(Given task) Where a line of the material contains the string "consectetur", copy that line.

-------- Input for this task

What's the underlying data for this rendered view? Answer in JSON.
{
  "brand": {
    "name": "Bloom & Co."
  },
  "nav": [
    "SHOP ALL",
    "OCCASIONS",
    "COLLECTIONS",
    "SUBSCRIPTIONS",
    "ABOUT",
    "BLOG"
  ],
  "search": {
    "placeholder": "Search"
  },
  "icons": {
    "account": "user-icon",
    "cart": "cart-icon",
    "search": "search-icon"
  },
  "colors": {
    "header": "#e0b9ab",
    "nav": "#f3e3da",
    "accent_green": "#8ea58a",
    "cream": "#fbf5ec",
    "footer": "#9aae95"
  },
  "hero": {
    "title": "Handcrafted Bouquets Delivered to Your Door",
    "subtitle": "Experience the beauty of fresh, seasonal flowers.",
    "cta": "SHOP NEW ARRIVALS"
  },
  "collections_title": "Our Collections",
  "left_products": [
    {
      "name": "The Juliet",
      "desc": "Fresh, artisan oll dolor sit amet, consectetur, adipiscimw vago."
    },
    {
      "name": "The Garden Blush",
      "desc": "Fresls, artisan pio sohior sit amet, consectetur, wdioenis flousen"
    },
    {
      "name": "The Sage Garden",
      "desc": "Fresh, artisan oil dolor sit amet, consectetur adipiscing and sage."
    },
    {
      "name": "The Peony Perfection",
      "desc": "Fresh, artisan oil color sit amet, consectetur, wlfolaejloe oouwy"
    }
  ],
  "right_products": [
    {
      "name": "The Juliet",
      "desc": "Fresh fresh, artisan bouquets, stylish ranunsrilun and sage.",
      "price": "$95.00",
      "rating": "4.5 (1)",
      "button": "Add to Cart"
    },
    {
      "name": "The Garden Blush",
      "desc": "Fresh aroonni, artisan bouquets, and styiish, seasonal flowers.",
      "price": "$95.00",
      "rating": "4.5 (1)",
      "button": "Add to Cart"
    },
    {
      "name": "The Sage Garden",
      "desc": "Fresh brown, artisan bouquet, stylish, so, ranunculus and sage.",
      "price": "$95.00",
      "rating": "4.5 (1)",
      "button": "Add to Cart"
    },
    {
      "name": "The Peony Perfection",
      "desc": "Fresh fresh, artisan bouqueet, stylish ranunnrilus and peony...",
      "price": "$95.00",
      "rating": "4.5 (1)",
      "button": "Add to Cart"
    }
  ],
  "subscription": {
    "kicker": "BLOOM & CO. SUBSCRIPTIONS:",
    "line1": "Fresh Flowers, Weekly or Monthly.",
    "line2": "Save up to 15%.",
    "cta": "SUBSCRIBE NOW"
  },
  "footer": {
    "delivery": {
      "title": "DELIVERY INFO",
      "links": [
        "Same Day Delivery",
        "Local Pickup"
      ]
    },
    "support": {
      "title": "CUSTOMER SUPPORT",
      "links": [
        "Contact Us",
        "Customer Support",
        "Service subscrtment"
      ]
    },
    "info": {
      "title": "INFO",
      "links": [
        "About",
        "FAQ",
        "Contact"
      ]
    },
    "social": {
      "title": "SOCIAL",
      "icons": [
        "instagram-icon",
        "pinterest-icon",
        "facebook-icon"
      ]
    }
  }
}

----------------
-------- Input for this task

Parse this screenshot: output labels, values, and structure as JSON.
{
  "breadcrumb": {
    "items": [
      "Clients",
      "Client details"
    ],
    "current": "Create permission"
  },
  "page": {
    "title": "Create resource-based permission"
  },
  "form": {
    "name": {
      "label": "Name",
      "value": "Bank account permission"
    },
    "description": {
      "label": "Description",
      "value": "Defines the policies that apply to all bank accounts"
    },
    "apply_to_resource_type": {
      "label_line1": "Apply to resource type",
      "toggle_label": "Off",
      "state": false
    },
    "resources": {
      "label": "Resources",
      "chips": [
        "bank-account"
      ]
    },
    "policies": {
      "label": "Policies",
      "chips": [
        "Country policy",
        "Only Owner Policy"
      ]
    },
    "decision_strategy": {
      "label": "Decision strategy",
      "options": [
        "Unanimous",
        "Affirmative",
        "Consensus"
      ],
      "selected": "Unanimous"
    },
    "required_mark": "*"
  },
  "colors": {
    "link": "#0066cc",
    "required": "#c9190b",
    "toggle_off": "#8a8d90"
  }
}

----------------

(Reply to the task)
      "desc": "Fresh, artisan oll dolor sit amet, consectetur, adipiscimw vago."
      "desc": "Fresls, artisan pio sohior sit amet, consectetur, wdioenis flousen"
      "desc": "Fresh, artisan oil dolor sit amet, consectetur adipiscing and sage."
      "desc": "Fresh, artisan oil color sit amet, consectetur, wlfolaejloe oouwy"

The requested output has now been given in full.